■ **Instruction**: Translate this sentence from the Python requests guide into Spanish: "In Python, the requests library provides an efficient way to send HTTP requests, enabling developers to interact with web servers with minimal effort."

How to Request Webpages Using Python

Learn how to request webpages and get JSON data using Python's requests library. A step-by-step guide with practical examples for making HTTP GET and POST requests in Python.

Introduction to HTTP and Python’s Requests Library

HTTP (HyperText Transfer Protocol) is the backbone of communication on the web, enabling clients and servers to exchange data. Whether a weather app delivers the latest forecast or a social media platform loads the feed, HTTP operates behind the scenes to enable these interactions. HTTP requests allow developers to retrieve resources, send data, and interact with web APIs.

Whether you need to request webpages for web scraping, fetch webpage content for data analysis, or retrieve JSON data from APIs, Python’s requests library makes these tasks straightforward.

In Python, the requests library provides an efficient way to send HTTP requests, enabling developers to interact with web servers with minimal effort.

■ **Excerpted data**:
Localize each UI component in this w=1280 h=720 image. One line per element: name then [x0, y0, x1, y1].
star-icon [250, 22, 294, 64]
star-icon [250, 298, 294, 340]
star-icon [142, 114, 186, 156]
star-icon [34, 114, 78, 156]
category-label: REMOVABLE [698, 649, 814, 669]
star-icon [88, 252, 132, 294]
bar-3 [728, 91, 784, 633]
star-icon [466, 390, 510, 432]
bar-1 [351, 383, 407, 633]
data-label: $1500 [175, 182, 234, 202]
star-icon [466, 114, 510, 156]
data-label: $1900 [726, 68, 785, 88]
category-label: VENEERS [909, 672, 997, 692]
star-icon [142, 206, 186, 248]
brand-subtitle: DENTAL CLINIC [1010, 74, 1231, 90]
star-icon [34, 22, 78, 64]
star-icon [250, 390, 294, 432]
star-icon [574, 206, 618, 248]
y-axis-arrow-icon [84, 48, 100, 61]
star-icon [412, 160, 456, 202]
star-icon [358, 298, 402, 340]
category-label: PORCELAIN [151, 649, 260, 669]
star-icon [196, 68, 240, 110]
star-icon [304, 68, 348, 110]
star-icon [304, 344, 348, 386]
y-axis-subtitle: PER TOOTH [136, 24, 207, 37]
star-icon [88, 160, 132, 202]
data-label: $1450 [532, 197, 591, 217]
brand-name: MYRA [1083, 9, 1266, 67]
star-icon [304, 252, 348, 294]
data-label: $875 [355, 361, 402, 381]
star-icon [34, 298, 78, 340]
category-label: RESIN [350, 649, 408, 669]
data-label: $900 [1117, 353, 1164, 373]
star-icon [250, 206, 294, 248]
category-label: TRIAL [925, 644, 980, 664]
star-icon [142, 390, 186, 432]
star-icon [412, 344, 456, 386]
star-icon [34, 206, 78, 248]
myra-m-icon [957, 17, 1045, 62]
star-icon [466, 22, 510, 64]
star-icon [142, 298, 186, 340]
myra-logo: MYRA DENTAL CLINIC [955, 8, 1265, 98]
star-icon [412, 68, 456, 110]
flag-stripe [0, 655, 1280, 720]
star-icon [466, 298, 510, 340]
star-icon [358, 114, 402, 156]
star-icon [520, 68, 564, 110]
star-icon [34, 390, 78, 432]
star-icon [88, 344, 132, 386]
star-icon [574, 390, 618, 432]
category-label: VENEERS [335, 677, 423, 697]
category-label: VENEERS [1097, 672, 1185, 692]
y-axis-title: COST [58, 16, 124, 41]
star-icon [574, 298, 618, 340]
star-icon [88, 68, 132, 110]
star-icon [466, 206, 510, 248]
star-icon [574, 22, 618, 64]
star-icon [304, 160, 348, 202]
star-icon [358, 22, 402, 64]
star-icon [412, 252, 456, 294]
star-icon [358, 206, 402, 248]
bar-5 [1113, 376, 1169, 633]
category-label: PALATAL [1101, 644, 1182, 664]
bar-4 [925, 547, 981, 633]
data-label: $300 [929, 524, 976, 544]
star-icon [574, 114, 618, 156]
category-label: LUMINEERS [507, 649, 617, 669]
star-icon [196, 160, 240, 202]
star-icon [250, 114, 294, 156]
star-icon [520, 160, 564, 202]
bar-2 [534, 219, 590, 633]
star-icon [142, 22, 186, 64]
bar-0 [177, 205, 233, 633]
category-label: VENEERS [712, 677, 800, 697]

■ **Exercise answer**: En Python, la biblioteca requests ofrece una forma eficiente de enviar solicitudes HTTP, lo que permite a los desarrolladores interactuar con servidores web con un esfuerzo mínimo.